__Goal__
Please quote every line word for word.

Start Excerpted records

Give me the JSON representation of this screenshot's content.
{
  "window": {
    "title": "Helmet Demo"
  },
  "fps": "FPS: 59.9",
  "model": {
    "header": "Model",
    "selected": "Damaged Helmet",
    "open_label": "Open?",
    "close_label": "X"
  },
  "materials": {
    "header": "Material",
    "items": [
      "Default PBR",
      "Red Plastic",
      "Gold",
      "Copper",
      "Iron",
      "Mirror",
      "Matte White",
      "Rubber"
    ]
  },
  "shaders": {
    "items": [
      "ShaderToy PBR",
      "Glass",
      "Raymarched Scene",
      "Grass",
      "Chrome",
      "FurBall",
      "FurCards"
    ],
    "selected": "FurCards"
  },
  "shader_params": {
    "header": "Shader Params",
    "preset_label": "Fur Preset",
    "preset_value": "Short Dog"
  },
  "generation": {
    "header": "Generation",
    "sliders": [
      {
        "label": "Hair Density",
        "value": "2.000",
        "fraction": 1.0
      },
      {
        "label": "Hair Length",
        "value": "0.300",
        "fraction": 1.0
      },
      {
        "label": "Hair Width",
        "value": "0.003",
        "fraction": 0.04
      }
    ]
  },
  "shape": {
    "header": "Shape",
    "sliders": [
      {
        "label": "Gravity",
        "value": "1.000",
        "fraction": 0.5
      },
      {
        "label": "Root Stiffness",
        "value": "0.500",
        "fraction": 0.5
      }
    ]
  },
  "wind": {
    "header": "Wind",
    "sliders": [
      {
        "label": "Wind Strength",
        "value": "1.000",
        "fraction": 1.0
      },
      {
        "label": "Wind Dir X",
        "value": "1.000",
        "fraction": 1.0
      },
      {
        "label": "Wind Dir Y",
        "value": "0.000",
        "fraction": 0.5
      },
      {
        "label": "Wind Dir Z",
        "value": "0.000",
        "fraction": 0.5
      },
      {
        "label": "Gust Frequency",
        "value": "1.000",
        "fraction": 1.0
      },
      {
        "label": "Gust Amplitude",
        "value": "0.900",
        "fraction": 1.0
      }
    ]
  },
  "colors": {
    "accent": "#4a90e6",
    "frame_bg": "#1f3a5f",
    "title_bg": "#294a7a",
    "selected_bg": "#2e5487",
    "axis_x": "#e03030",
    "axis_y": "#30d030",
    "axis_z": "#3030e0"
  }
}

End Excerpted records

__In response__
Give me the JSON representation of this screenshot's content.
{
  "window": {
    "title": "Helmet Demo"
  },
  "fps": "FPS: 59.9",
  "model": {
    "header": "Model",
    "selected": "Damaged Helmet",
    "open_label": "Open?",
    "close_label": "X"
  },
  "materials": {
    "header": "Material",
    "items": [
      "Default PBR",
      "Red Plastic",
      "Gold",
      "Copper",
      "Iron",
      "Mirror",
      "Matte White",
      "Rubber"
    ]
  },
  "shaders": {
    "items": [
      "ShaderToy PBR",
      "Glass",
      "Raymarched Scene",
      "Grass",
      "Chrome",
      "FurBall",
      "FurCards"
    ],
    "selected": "FurCards"
  },
  "shader_params": {
    "header": "Shader Params",
    "preset_label": "Fur Preset",
    "preset_value": "Short Dog"
  },
  "generation": {
    "header": "Generation",
    "sliders": [
      {
        "label": "Hair Density",
        "value": "2.000",
        "fraction": 1.0
      },
      {
        "label": "Hair Length",
        "value": "0.300",
        "fraction": 1.0
      },
      {
        "label": "Hair Width",
        "value": "0.003",
        "fraction": 0.04
      }
    ]
  },
  "shape": {
    "header": "Shape",
    "sliders": [
      {
        "label": "Gravity",
        "value": "1.000",
        "fraction": 0.5
      },
      {
        "label": "Root Stiffness",
        "value": "0.500",
        "fraction": 0.5
      }
    ]
  },
  "wind": {
    "header": "Wind",
    "sliders": [
      {
        "label": "Wind Strength",
        "value": "1.000",
        "fraction": 1.0
      },
      {
        "label": "Wind Dir X",
        "value": "1.000",
        "fraction": 1.0
      },
      {
        "label": "Wind Dir Y",
        "value": "0.000",
        "fraction": 0.5
      },
      {
        "label": "Wind Dir Z",
        "value": "0.000",
        "fraction": 0.5
      },
      {
        "label": "Gust Frequency",
        "value": "1.000",
        "fraction": 1.0
      },
      {
        "label": "Gust Amplitude",
        "value": "0.900",
        "fraction": 1.0
      }
    ]
  },
  "colors": {
    "accent": "#4a90e6",
    "frame_bg": "#1f3a5f",
    "title_bg": "#294a7a",
    "selected_bg": "#2e5487",
    "axis_x": "#e03030",
    "axis_y": "#30d030",
    "axis_z": "#3030e0"
  }
}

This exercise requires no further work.